■ **Requirements**:
Copy every line of the following data that includes the string "TradingView".

■ **Provided records**:
— START —
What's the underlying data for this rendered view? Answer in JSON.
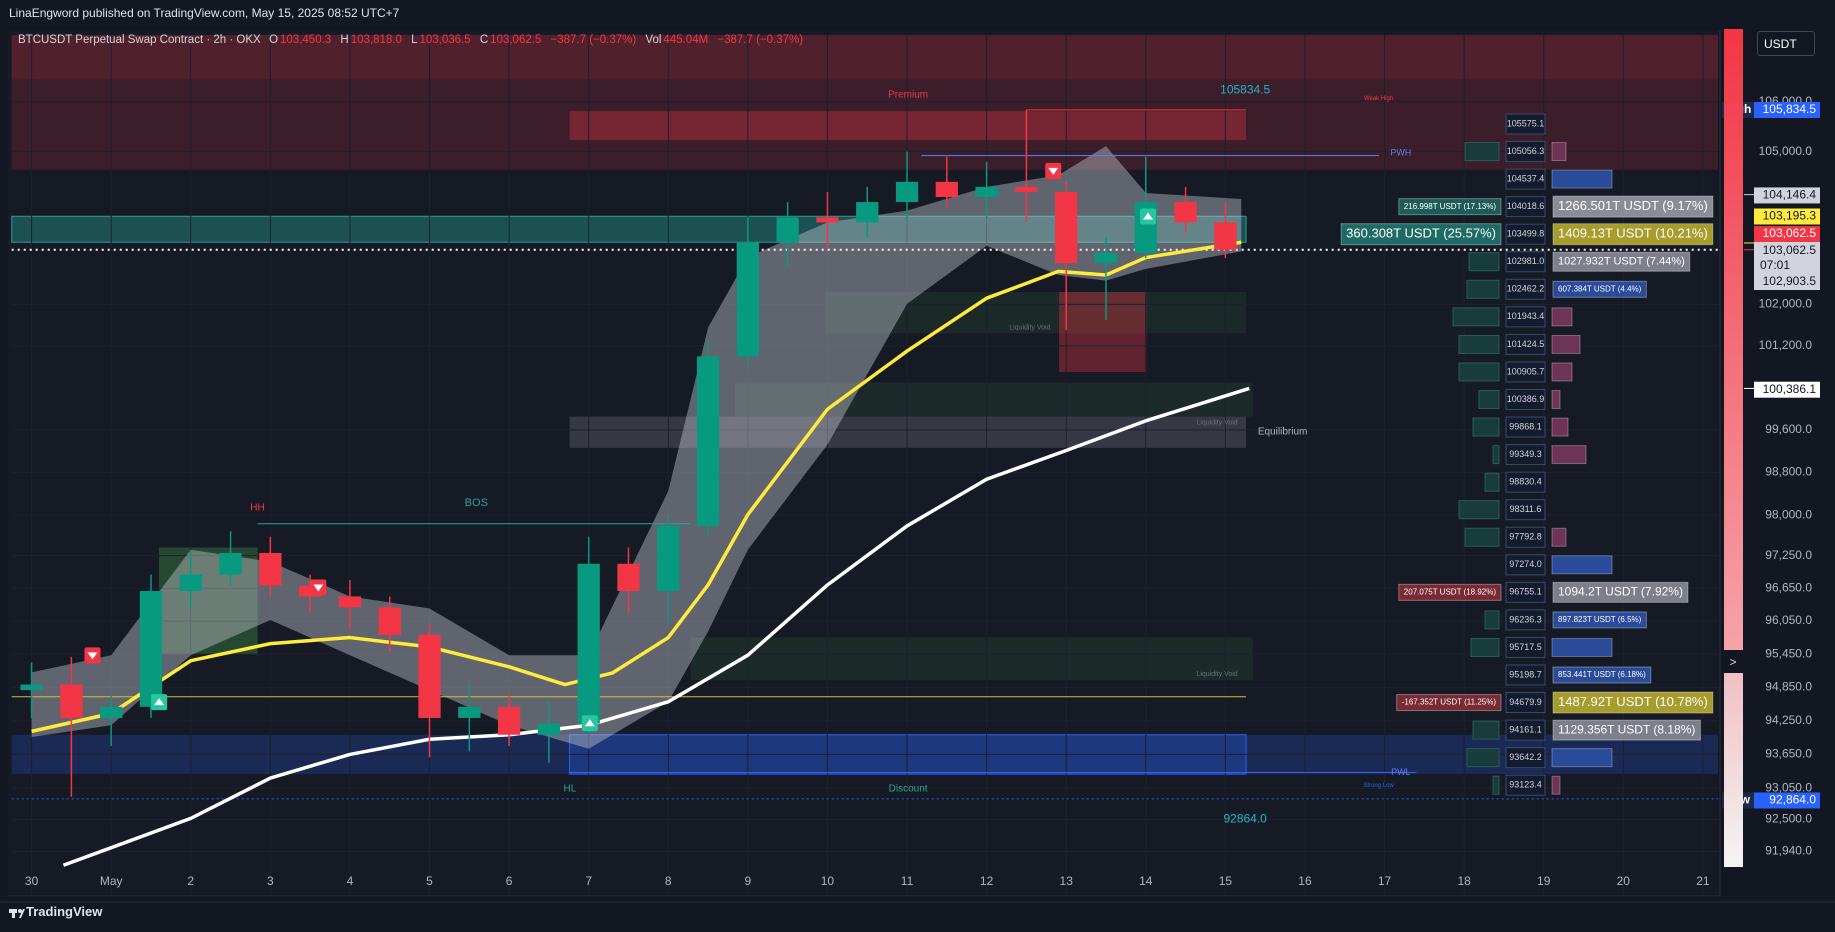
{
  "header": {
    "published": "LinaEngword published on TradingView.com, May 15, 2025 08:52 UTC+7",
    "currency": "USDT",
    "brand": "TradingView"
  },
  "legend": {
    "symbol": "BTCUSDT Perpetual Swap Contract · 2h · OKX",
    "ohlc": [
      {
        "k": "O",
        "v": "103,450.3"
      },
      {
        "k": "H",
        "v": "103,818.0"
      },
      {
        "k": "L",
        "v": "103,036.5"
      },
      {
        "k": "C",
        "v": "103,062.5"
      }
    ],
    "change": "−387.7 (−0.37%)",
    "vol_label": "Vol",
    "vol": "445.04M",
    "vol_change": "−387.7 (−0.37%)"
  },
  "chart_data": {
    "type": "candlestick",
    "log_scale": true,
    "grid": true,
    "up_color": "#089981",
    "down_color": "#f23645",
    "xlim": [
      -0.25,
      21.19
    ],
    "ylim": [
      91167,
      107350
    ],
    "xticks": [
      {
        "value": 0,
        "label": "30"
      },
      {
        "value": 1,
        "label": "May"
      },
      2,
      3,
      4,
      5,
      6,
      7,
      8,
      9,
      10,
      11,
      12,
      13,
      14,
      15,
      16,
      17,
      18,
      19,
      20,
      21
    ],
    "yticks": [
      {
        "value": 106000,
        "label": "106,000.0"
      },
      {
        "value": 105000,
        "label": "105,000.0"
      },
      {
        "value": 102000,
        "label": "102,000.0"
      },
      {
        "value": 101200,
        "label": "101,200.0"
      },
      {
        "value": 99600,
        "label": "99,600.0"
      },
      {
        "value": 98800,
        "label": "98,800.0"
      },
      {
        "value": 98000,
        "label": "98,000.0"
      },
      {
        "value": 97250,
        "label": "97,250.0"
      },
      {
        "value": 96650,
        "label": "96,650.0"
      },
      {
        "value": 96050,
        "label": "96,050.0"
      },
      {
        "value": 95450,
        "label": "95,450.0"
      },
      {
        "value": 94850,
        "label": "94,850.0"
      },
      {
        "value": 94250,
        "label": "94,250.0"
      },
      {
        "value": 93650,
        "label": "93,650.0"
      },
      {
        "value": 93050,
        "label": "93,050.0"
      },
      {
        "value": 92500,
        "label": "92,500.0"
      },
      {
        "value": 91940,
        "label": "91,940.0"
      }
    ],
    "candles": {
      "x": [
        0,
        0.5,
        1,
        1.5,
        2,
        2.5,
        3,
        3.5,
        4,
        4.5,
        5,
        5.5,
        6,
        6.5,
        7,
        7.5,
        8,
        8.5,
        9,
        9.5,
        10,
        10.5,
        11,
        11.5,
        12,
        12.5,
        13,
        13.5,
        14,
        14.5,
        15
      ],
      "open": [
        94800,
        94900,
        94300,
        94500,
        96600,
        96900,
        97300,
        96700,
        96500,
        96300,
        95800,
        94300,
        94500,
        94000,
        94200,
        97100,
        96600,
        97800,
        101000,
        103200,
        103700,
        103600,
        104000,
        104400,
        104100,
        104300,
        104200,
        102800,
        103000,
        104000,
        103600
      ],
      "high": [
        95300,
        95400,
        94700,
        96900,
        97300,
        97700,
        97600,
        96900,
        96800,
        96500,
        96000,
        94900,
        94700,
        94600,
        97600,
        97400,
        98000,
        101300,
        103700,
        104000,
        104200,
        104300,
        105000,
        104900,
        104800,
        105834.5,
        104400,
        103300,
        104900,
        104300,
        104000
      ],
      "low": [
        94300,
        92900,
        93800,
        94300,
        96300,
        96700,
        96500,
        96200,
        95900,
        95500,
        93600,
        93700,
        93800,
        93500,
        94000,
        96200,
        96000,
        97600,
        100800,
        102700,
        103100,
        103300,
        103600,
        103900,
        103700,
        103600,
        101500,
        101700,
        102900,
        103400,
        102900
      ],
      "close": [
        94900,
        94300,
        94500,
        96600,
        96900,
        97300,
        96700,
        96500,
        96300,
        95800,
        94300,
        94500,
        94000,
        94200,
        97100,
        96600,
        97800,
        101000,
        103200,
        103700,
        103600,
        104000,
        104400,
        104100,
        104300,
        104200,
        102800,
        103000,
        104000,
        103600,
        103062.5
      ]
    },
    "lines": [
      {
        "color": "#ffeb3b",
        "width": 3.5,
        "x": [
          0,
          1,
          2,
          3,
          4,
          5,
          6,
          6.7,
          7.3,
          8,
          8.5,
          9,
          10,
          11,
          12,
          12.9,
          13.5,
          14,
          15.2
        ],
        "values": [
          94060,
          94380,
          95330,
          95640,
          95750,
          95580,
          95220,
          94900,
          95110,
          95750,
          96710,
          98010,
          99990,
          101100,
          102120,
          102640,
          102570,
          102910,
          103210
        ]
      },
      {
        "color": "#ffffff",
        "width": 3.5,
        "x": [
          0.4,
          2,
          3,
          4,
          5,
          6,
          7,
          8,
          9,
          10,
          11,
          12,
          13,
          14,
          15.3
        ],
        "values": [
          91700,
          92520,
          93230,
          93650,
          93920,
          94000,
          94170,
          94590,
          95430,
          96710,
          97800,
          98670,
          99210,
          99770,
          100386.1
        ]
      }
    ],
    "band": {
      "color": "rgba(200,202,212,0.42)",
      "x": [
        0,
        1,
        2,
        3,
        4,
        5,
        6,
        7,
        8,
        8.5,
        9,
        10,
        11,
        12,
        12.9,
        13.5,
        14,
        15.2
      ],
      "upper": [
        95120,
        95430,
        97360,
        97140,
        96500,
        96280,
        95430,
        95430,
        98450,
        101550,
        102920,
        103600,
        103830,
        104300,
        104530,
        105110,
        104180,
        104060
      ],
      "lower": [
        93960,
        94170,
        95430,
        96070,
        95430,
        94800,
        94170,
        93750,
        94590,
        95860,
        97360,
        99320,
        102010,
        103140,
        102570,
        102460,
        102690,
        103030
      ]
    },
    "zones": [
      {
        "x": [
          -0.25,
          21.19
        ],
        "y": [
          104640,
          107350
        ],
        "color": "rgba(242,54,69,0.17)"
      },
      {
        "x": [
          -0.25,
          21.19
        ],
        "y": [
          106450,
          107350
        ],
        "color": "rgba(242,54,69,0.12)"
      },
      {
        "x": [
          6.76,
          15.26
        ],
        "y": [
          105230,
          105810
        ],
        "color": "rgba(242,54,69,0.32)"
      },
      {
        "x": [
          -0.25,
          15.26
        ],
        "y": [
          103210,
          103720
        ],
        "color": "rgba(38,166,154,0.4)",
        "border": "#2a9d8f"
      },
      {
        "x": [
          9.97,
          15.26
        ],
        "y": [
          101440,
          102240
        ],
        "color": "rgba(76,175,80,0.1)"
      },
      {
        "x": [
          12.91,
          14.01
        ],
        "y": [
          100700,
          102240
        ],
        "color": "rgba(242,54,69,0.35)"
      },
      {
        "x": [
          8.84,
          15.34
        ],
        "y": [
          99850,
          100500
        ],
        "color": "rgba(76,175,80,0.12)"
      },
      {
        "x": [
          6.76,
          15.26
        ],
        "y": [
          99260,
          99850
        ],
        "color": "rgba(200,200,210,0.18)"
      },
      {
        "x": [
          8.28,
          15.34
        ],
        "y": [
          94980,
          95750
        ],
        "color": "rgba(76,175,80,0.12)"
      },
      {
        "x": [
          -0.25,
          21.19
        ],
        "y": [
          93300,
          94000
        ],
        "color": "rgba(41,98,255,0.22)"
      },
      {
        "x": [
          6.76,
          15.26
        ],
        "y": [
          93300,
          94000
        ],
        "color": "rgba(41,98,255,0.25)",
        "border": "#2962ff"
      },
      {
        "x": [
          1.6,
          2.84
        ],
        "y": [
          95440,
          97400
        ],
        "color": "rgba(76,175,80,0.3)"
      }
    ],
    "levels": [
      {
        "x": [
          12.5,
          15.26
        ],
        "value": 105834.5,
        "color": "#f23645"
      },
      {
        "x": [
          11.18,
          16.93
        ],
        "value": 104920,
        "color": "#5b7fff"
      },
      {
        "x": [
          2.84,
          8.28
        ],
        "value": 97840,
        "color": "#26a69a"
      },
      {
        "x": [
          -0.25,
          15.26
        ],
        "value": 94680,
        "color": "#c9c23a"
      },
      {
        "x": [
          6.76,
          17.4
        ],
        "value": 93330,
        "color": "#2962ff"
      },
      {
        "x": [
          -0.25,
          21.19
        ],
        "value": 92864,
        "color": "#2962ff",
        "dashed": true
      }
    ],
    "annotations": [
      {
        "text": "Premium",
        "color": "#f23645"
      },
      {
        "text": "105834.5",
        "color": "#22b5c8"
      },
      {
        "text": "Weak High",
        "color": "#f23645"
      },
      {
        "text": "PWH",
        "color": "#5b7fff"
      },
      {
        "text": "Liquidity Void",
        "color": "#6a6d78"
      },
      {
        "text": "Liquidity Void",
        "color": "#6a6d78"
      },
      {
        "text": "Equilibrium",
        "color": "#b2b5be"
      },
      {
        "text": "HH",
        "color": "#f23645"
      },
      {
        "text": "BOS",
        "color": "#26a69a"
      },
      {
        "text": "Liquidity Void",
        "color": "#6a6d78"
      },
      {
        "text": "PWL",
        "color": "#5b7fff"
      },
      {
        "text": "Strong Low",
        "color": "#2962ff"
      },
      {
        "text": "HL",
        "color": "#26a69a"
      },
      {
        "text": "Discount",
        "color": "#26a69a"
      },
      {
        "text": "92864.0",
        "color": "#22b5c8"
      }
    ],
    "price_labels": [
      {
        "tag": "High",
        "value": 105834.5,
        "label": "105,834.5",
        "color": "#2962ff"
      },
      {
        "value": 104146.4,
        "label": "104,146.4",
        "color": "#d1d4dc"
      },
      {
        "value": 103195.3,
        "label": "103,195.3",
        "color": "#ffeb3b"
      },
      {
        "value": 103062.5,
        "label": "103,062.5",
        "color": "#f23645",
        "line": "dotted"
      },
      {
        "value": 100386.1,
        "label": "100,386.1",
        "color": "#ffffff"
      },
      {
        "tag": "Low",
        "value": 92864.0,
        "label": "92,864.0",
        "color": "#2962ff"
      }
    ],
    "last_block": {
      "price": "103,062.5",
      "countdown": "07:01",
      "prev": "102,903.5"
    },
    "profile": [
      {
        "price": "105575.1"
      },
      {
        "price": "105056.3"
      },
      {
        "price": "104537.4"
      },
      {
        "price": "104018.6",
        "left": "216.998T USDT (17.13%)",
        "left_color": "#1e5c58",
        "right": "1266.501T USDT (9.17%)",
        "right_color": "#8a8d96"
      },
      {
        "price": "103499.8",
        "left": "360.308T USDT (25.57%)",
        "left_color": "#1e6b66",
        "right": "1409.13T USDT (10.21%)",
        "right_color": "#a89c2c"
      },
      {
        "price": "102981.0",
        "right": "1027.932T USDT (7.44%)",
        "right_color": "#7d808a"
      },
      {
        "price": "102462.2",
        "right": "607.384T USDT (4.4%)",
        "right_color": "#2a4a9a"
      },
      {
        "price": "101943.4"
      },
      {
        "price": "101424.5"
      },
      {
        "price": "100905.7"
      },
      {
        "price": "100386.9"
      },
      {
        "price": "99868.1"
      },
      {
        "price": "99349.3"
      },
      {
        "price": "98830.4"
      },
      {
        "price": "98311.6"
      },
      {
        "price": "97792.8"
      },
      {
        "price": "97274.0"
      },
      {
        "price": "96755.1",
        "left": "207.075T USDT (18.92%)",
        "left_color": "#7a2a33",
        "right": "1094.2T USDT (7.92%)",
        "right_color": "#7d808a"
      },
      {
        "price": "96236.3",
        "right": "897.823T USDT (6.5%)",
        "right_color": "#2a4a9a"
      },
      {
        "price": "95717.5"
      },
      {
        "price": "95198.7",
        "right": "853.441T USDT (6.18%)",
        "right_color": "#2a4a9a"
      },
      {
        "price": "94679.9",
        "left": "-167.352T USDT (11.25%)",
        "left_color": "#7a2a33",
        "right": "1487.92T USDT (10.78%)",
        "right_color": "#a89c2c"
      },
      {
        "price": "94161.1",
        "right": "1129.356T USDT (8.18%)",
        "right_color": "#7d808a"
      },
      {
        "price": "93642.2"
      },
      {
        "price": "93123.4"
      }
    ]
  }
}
— END —
■ **Right answer**:
    "published": "LinaEngword published on TradingView.com, May 15, 2025 08:52 UTC+7",
    "brand": "TradingView"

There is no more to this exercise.